___ Listed records ___

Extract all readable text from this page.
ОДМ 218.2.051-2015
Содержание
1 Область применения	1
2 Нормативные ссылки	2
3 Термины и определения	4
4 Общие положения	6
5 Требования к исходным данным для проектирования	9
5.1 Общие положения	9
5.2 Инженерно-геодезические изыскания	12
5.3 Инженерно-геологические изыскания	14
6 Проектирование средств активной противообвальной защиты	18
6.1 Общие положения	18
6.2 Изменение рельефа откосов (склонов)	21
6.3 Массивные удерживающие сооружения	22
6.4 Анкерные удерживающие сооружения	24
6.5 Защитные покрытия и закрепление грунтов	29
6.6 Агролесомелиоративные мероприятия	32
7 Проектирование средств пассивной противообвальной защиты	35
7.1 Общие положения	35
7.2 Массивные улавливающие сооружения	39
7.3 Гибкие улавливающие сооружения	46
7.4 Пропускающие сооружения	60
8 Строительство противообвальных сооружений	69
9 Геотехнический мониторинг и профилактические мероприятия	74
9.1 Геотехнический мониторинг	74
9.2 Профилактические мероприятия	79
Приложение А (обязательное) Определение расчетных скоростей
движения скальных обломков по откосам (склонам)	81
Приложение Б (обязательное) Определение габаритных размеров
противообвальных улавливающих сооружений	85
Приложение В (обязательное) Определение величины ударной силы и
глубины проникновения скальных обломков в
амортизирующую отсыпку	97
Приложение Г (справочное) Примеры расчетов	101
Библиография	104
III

___

**Given exercise**. Output the listing above exactly as it appears.

**Completed exercise**.
Extract all readable text from this page.
ОДМ 218.2.051-2015
Содержание
1 Область применения	1
2 Нормативные ссылки	2
3 Термины и определения	4
4 Общие положения	6
5 Требования к исходным данным для проектирования	9
5.1 Общие положения	9
5.2 Инженерно-геодезические изыскания	12
5.3 Инженерно-геологические изыскания	14
6 Проектирование средств активной противообвальной защиты	18
6.1 Общие положения	18
6.2 Изменение рельефа откосов (склонов)	21
6.3 Массивные удерживающие сооружения	22
6.4 Анкерные удерживающие сооружения	24
6.5 Защитные покрытия и закрепление грунтов	29
6.6 Агролесомелиоративные мероприятия	32
7 Проектирование средств пассивной противообвальной защиты	35
7.1 Общие положения	35
7.2 Массивные улавливающие сооружения	39
7.3 Гибкие улавливающие сооружения	46
7.4 Пропускающие сооружения	60
8 Строительство противообвальных сооружений	69
9 Геотехнический мониторинг и профилактические мероприятия	74
9.1 Геотехнический мониторинг	74
9.2 Профилактические мероприятия	79
Приложение А (обязательное) Определение расчетных скоростей
движения скальных обломков по откосам (склонам)	81
Приложение Б (обязательное) Определение габаритных размеров
противообвальных улавливающих сооружений	85
Приложение В (обязательное) Определение величины ударной силы и
глубины проникновения скальных обломков в
амортизирующую отсыпку	97
Приложение Г (справочное) Примеры расчетов	101
Библиография	104
III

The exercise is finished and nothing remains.